→ Source extract
________________________________________

Can Britain remain an EU Member State?

But it is hard to see what alternatives David Cameron had. The pass was originally sold by Gordon Brown, who in return for allowing his Labour party crony, Cathy Ashton, to be given the largely symbolic post of EU Foreign Policy Representative, let the somewhat unsympathetic French politician, Michel Barnier, become the crucial EU Commissioner in charge of regulating financial services. Since then it has been one provocation after another. The three most serious are: the proposal being pushed by the ECB to move the trading in euro based derivatives which have typically been traded in London until now to the Eurozone; the proposal to ban the short selling of government debt; and the proposal for a financial transactions tax which would have been disproportionately paid by the City of London.

 

With the EU not only ceasing to try to protect the City of London, which for all its failings remains one of the UK’s vital national interests, but actually trying deliberately to undermine it, it was never going to be easy for the UK to have a comfortable relationship with the other EU Member States.

 

I suspect that David Cameron will pause for reflection (and to catch up on his sleep). But the rest of us will have to think about whether General De Gaulle was right after all that the cultural differences in thinking between the UK and the Continent are so vast that it is difficult for the UK to be an EU Member. The troubles of the Eurozone are blamed in much of Continental Europe on the financial markets and so the City of London is seen as the enemy. Obviously most British analysts see it differently – the attempt to force a single currency on a zone that is not suited for it was bound to create difficulties which have now presented themselves in a lack of competitiveness, property booms and busts, the disappearance of growth and the emergence of unrepayable deficits.

 

For the UK to go down the route of renegotiation with possible withdrawal from the EU will probably break the Coalition, though one suspects that in any subsequent election the Tories would be winners. It is rarely pointed out by commentators that the single issue party UKIP is now neck and neck in the opinion polls with the Lib Dems and in any election fought on European renegotiation their votes would probably go Tory.
The UK leaving the EU would not be a great result for the rest of the EU, however blithely they may react at present. It will reinforce the message which I have been picking up in my travels in the Middle East and Far East over the past week that Europe is a rapidly fading star. They see Europeans as condemned by excess expectations to live well beyond their now shrunken means.

________________________________________

→ Recorded information
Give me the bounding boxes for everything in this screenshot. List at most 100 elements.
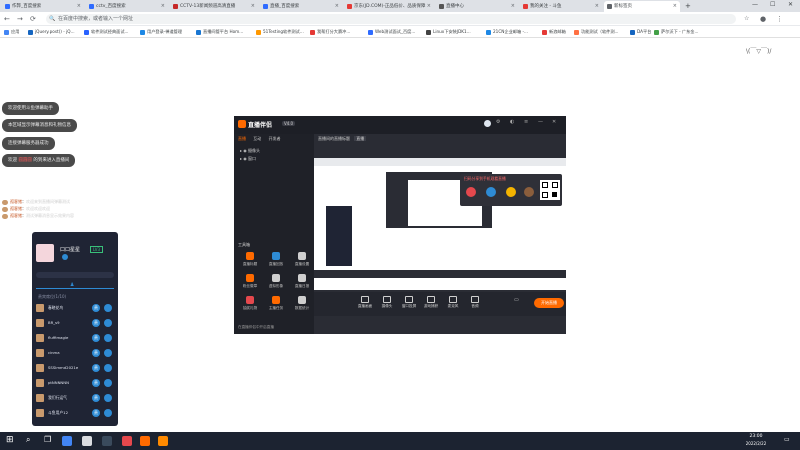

________________________________________

→ Your tasks
1. Reproduce the stretch of the commentary on Britain's EU membership from "For the UK to go" through "now shrunken means.".
2. For each statement, say whether it agrees with the commentary on Britain's EU membership. Give yes or no and quote the deciding words. (a) Michel Barnier was given the post of EU Foreign Policy Representative. (b) UKIP is level with the Lib Dems in the opinion polls. (c) A proposal to ban the short selling of government debt is one of the three most serious provocations named.
3. According to the commentary on Britain's EU membership, who was given the post of EU Foreign Policy Representative?

→ Final results
1.
For the UK to go down the route of renegotiation with possible withdrawal from the EU will probably break the Coalition, though one suspects that in any subsequent election the Tories would be winners. It is rarely pointed out by commentators that the single issue party UKIP is now neck and neck in the opinion polls with the Lib Dems and in any election fought on European renegotiation their votes would probably go Tory.
The UK leaving the EU would not be a great result for the rest of the EU, however blithely they may react at present. It will reinforce the message which I have been picking up in my travels in the Middle East and Far East over the past week that Europe is a rapidly fading star. They see Europeans as condemned by excess expectations to live well beyond their now shrunken means.

2.
(a) No: "let the somewhat unsympathetic French politician, Michel Barnier, become the crucial EU Commissioner in charge of regulating financial services"
(b) Yes: "the single issue party UKIP is now neck and neck in the opinion polls with the Lib Dems"
(c) Yes: "the proposal to ban the short selling of government debt"

3. Cathy Ashton.